Dataset entries:

⟨

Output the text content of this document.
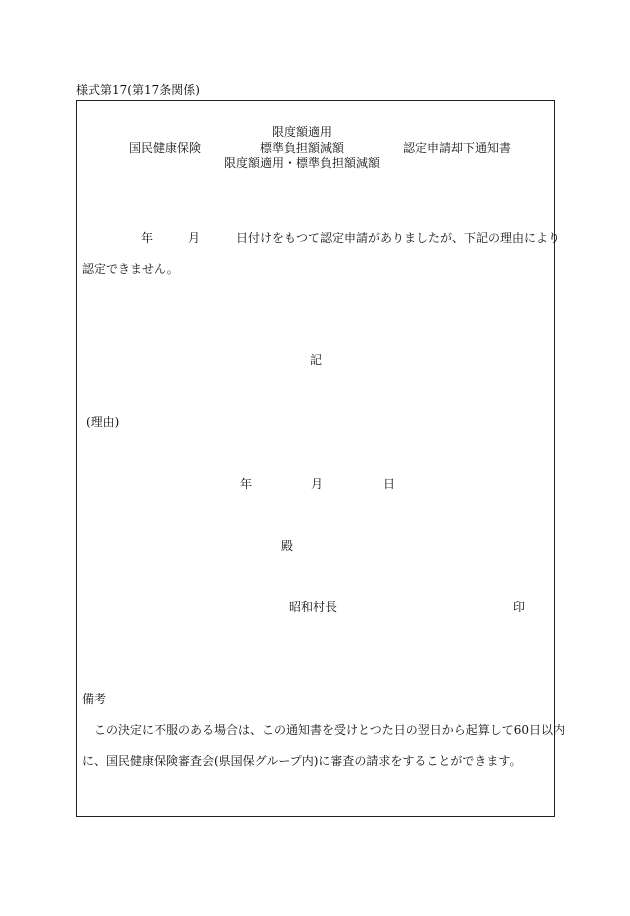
様式第17(第17条関係)
国民健康保険
限度額適用
標準負担額減額
限度額適用・標準負担額減額
認定申請却下通知書
年	月	日付けをもつて認定申請がありましたが、下記の理由により
認定できません。
記
(理由)
年	月	日
殿
昭和村長	印
備考
この決定に不服のある場合は、この通知書を受けとつた日の翌日から起算して60日以内
に、国民健康保険審査会(県国保グループ内)に審査の請求をすることができます。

⟩

Write out all the entries again, word for word, and print no images.

=== Written solution ===
Output the text content of this document.
様式第17(第17条関係)
国民健康保険
限度額適用
標準負担額減額
限度額適用・標準負担額減額
認定申請却下通知書
年	月	日付けをもつて認定申請がありましたが、下記の理由により
認定できません。
記
(理由)
年	月	日
殿
昭和村長	印
備考
この決定に不服のある場合は、この通知書を受けとつた日の翌日から起算して60日以内
に、国民健康保険審査会(県国保グループ内)に審査の請求をすることができます。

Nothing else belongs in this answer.